Material provided:
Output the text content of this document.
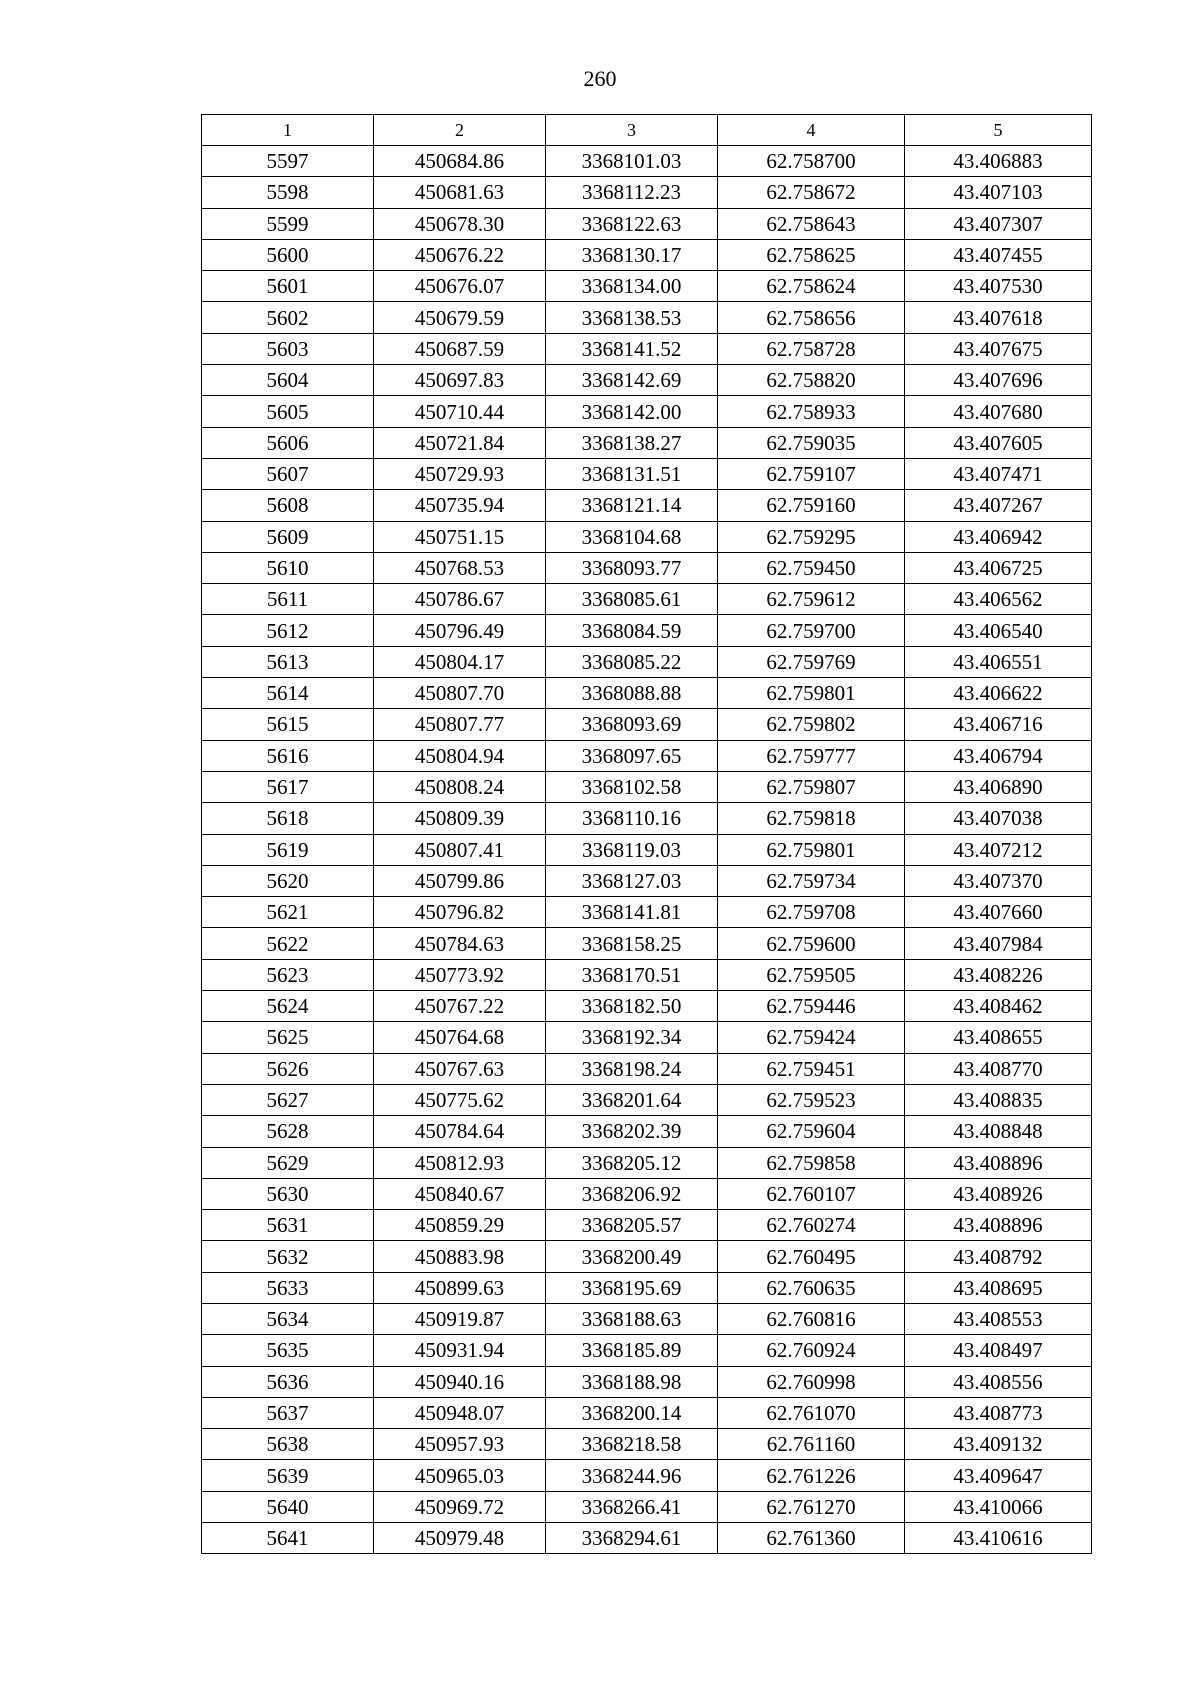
260
1	2	3	4	5
5597	450684.86	3368101.03	62.758700	43.406883
5598	450681.63	3368112.23	62.758672	43.407103
5599	450678.30	3368122.63	62.758643	43.407307
5600	450676.22	3368130.17	62.758625	43.407455
5601	450676.07	3368134.00	62.758624	43.407530
5602	450679.59	3368138.53	62.758656	43.407618
5603	450687.59	3368141.52	62.758728	43.407675
5604	450697.83	3368142.69	62.758820	43.407696
5605	450710.44	3368142.00	62.758933	43.407680
5606	450721.84	3368138.27	62.759035	43.407605
5607	450729.93	3368131.51	62.759107	43.407471
5608	450735.94	3368121.14	62.759160	43.407267
5609	450751.15	3368104.68	62.759295	43.406942
5610	450768.53	3368093.77	62.759450	43.406725
5611	450786.67	3368085.61	62.759612	43.406562
5612	450796.49	3368084.59	62.759700	43.406540
5613	450804.17	3368085.22	62.759769	43.406551
5614	450807.70	3368088.88	62.759801	43.406622
5615	450807.77	3368093.69	62.759802	43.406716
5616	450804.94	3368097.65	62.759777	43.406794
5617	450808.24	3368102.58	62.759807	43.406890
5618	450809.39	3368110.16	62.759818	43.407038
5619	450807.41	3368119.03	62.759801	43.407212
5620	450799.86	3368127.03	62.759734	43.407370
5621	450796.82	3368141.81	62.759708	43.407660
5622	450784.63	3368158.25	62.759600	43.407984
5623	450773.92	3368170.51	62.759505	43.408226
5624	450767.22	3368182.50	62.759446	43.408462
5625	450764.68	3368192.34	62.759424	43.408655
5626	450767.63	3368198.24	62.759451	43.408770
5627	450775.62	3368201.64	62.759523	43.408835
5628	450784.64	3368202.39	62.759604	43.408848
5629	450812.93	3368205.12	62.759858	43.408896
5630	450840.67	3368206.92	62.760107	43.408926
5631	450859.29	3368205.57	62.760274	43.408896
5632	450883.98	3368200.49	62.760495	43.408792
5633	450899.63	3368195.69	62.760635	43.408695
5634	450919.87	3368188.63	62.760816	43.408553
5635	450931.94	3368185.89	62.760924	43.408497
5636	450940.16	3368188.98	62.760998	43.408556
5637	450948.07	3368200.14	62.761070	43.408773
5638	450957.93	3368218.58	62.761160	43.409132
5639	450965.03	3368244.96	62.761226	43.409647
5640	450969.72	3368266.41	62.761270	43.410066
5641	450979.48	3368294.61	62.761360	43.410616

Task description:
Quote every record above exactly, omitting any pictures they contain.

Task answer:
Output the text content of this document.
260
1	2	3	4	5
5597	450684.86	3368101.03	62.758700	43.406883
5598	450681.63	3368112.23	62.758672	43.407103
5599	450678.30	3368122.63	62.758643	43.407307
5600	450676.22	3368130.17	62.758625	43.407455
5601	450676.07	3368134.00	62.758624	43.407530
5602	450679.59	3368138.53	62.758656	43.407618
5603	450687.59	3368141.52	62.758728	43.407675
5604	450697.83	3368142.69	62.758820	43.407696
5605	450710.44	3368142.00	62.758933	43.407680
5606	450721.84	3368138.27	62.759035	43.407605
5607	450729.93	3368131.51	62.759107	43.407471
5608	450735.94	3368121.14	62.759160	43.407267
5609	450751.15	3368104.68	62.759295	43.406942
5610	450768.53	3368093.77	62.759450	43.406725
5611	450786.67	3368085.61	62.759612	43.406562
5612	450796.49	3368084.59	62.759700	43.406540
5613	450804.17	3368085.22	62.759769	43.406551
5614	450807.70	3368088.88	62.759801	43.406622
5615	450807.77	3368093.69	62.759802	43.406716
5616	450804.94	3368097.65	62.759777	43.406794
5617	450808.24	3368102.58	62.759807	43.406890
5618	450809.39	3368110.16	62.759818	43.407038
5619	450807.41	3368119.03	62.759801	43.407212
5620	450799.86	3368127.03	62.759734	43.407370
5621	450796.82	3368141.81	62.759708	43.407660
5622	450784.63	3368158.25	62.759600	43.407984
5623	450773.92	3368170.51	62.759505	43.408226
5624	450767.22	3368182.50	62.759446	43.408462
5625	450764.68	3368192.34	62.759424	43.408655
5626	450767.63	3368198.24	62.759451	43.408770
5627	450775.62	3368201.64	62.759523	43.408835
5628	450784.64	3368202.39	62.759604	43.408848
5629	450812.93	3368205.12	62.759858	43.408896
5630	450840.67	3368206.92	62.760107	43.408926
5631	450859.29	3368205.57	62.760274	43.408896
5632	450883.98	3368200.49	62.760495	43.408792
5633	450899.63	3368195.69	62.760635	43.408695
5634	450919.87	3368188.63	62.760816	43.408553
5635	450931.94	3368185.89	62.760924	43.408497
5636	450940.16	3368188.98	62.760998	43.408556
5637	450948.07	3368200.14	62.761070	43.408773
5638	450957.93	3368218.58	62.761160	43.409132
5639	450965.03	3368244.96	62.761226	43.409647
5640	450969.72	3368266.41	62.761270	43.410066
5641	450979.48	3368294.61	62.761360	43.410616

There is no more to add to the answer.